§ **Supplied data**
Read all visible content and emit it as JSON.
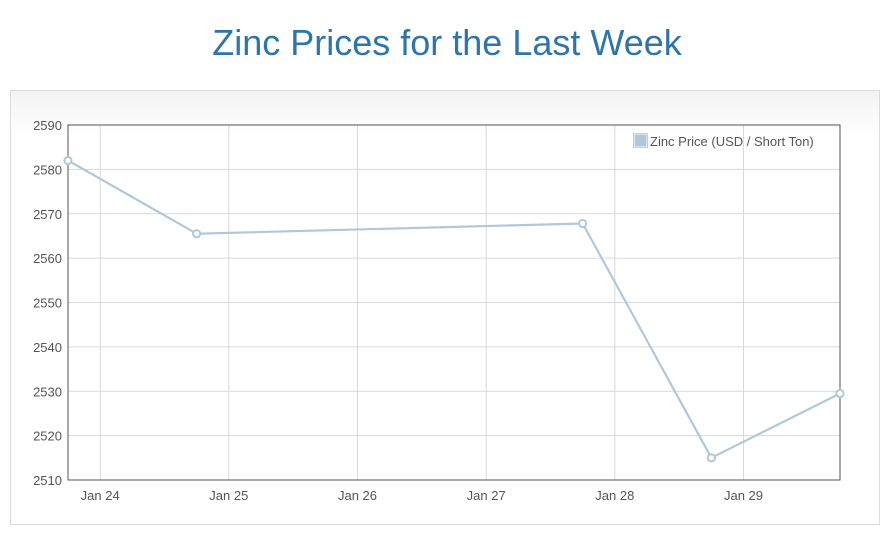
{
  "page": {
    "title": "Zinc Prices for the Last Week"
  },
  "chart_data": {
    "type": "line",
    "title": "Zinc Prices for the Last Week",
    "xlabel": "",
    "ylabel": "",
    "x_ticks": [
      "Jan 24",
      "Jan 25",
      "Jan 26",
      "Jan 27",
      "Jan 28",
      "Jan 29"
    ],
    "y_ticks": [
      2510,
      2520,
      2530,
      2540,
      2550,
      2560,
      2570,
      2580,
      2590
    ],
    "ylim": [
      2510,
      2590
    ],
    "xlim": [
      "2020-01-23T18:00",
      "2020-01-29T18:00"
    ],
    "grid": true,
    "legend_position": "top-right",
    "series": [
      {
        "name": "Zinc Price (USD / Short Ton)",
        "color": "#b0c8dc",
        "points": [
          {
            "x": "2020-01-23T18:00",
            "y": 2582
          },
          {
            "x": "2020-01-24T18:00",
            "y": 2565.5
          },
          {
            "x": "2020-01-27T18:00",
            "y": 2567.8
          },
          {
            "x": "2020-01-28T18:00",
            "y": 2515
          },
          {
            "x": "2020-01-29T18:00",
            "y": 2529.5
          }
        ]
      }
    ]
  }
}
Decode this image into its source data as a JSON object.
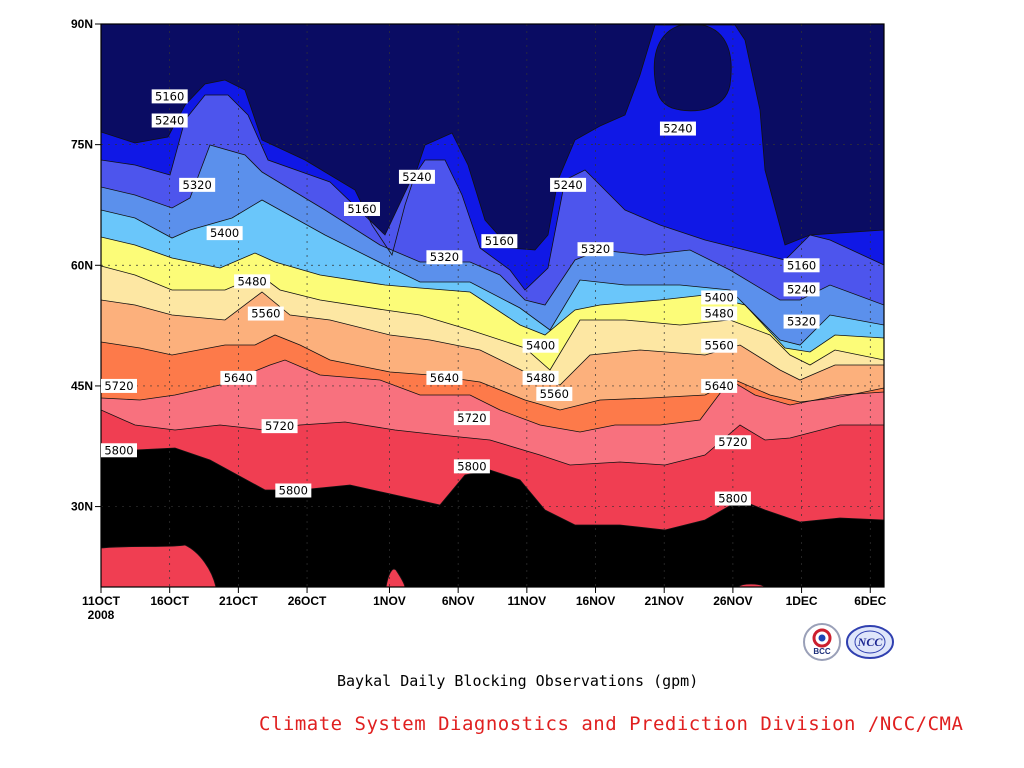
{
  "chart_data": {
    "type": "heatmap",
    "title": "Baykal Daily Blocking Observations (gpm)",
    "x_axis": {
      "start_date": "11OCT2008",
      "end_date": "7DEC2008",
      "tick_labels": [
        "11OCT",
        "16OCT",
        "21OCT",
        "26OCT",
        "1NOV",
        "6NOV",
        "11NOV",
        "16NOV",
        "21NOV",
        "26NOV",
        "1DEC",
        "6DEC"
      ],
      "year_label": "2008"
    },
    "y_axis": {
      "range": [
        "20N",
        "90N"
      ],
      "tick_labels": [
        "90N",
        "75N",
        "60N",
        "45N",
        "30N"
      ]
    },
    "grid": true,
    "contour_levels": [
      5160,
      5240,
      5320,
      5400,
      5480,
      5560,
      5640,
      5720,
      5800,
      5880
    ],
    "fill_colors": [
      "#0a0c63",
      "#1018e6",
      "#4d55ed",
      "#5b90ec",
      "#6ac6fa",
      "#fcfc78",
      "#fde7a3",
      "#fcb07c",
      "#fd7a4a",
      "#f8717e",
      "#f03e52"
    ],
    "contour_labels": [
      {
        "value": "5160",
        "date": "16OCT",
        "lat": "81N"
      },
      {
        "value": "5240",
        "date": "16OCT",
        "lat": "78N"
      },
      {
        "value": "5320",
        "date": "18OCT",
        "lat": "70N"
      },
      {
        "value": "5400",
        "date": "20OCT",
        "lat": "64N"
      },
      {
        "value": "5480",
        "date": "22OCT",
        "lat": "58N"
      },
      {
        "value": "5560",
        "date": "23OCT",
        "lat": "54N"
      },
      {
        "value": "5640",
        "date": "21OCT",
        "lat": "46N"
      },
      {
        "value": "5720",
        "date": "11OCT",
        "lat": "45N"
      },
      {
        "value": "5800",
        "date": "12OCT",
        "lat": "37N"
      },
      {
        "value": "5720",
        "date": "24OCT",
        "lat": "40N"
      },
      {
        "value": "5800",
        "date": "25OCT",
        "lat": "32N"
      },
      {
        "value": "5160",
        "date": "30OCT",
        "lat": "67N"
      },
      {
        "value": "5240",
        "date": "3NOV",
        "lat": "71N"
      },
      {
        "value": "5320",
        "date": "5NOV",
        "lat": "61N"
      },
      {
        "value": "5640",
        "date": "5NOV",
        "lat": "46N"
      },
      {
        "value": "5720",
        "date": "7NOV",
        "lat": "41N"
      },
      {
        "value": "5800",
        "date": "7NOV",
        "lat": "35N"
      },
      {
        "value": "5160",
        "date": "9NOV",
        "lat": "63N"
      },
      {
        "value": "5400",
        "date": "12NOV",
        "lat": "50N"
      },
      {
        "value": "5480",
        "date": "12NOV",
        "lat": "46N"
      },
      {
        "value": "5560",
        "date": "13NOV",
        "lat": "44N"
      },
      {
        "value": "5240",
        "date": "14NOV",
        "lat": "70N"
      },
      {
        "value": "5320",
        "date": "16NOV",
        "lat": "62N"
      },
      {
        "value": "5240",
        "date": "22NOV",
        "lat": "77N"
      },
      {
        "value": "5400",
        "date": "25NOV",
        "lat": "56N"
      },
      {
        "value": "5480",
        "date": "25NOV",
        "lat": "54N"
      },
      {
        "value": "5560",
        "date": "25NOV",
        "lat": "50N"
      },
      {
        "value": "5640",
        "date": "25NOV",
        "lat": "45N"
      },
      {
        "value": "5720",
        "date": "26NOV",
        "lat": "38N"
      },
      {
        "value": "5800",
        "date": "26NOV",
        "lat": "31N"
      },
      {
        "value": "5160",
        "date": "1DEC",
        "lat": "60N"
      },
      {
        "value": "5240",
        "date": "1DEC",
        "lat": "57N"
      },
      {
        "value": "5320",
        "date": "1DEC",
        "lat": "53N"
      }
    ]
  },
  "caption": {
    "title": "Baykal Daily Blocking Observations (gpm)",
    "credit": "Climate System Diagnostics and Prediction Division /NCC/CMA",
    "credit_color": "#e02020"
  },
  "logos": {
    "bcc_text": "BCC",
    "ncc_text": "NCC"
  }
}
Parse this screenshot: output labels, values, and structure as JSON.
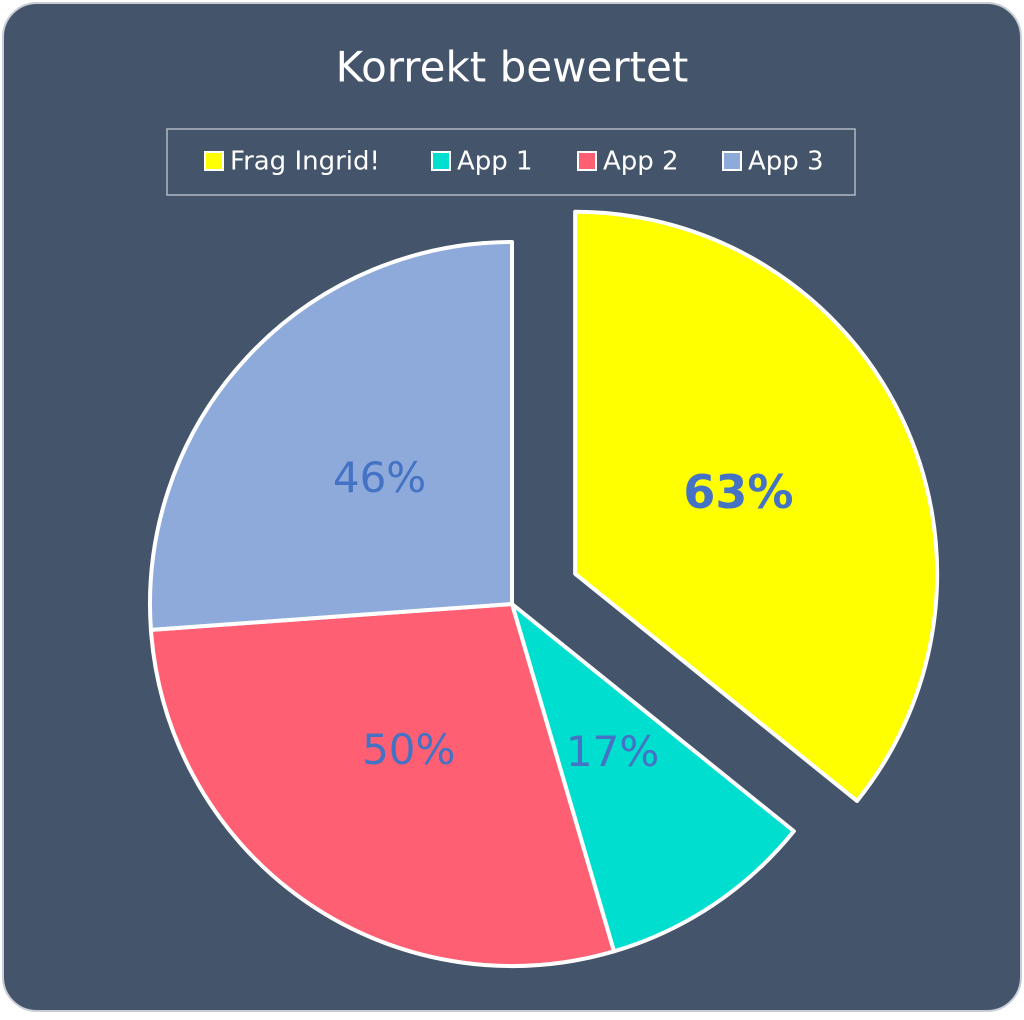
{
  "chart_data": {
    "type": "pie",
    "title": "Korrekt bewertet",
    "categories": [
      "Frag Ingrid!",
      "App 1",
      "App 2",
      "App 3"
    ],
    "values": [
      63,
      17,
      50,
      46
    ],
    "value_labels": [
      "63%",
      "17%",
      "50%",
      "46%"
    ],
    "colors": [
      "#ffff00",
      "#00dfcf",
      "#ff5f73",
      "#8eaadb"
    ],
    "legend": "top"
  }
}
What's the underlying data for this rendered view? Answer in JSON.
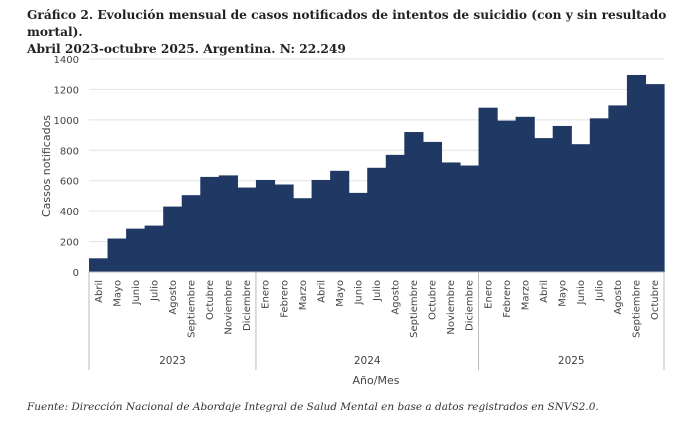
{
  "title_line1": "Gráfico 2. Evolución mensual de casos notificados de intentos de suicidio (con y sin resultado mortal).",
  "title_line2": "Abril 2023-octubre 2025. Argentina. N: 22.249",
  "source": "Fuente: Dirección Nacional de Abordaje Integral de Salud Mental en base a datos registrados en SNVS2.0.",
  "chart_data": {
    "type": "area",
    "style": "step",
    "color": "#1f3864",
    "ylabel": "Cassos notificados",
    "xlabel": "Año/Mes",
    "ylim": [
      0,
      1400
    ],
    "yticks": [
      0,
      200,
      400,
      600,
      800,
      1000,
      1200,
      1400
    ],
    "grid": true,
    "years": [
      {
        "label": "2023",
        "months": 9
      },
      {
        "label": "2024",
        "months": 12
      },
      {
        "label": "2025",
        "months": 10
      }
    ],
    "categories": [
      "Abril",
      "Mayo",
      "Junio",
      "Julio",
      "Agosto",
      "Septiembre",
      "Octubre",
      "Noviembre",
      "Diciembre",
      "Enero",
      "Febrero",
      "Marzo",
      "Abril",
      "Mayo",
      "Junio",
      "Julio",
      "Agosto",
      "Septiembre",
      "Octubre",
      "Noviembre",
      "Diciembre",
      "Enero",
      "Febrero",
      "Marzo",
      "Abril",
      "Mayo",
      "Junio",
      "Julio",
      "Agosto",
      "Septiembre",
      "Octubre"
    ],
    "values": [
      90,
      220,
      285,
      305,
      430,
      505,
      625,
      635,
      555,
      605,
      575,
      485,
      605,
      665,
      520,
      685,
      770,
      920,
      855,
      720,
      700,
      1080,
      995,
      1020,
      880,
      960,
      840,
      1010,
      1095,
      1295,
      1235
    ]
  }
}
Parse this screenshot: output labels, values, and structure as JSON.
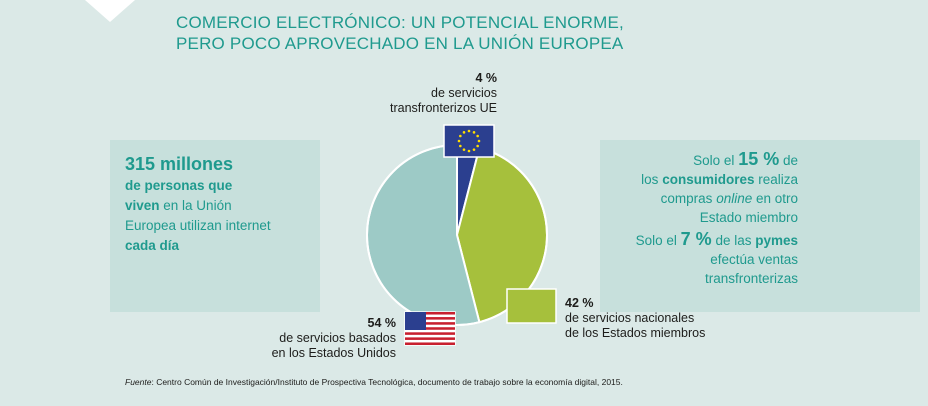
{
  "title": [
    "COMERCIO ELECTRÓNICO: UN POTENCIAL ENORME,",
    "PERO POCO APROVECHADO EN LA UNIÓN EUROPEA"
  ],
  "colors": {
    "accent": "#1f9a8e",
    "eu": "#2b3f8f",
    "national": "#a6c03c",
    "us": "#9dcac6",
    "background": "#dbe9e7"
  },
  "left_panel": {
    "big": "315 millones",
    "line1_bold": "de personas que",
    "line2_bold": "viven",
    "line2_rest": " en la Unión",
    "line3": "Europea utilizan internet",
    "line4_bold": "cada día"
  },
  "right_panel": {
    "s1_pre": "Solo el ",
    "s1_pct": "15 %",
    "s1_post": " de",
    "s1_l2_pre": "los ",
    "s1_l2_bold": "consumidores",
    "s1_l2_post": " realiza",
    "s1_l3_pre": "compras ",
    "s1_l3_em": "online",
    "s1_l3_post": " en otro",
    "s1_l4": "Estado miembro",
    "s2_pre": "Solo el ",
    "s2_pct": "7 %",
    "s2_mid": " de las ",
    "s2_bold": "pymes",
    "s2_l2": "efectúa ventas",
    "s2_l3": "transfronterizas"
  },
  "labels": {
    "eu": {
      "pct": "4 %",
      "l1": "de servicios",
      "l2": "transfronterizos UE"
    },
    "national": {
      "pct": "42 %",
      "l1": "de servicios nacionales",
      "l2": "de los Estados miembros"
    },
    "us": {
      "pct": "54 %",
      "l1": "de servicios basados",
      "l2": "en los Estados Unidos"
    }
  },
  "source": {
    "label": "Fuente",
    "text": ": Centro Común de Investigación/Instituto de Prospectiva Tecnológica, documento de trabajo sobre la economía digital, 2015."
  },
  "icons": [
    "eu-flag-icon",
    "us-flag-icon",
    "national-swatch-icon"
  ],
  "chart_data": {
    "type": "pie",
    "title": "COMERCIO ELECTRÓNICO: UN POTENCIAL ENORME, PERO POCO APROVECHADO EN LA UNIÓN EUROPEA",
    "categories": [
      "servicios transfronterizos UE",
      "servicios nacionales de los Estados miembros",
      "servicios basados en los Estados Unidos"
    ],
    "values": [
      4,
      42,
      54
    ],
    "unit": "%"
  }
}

§ **The request**
Check the data for the word "POTENCIAL" and pull out the lines that have it.

§ **Solved exercise**
    "COMERCIO ELECTRÓNICO: UN POTENCIAL ENORME,",
    "title": "COMERCIO ELECTRÓNICO: UN POTENCIAL ENORME, PERO POCO APROVECHADO EN LA UNIÓN EUROPEA",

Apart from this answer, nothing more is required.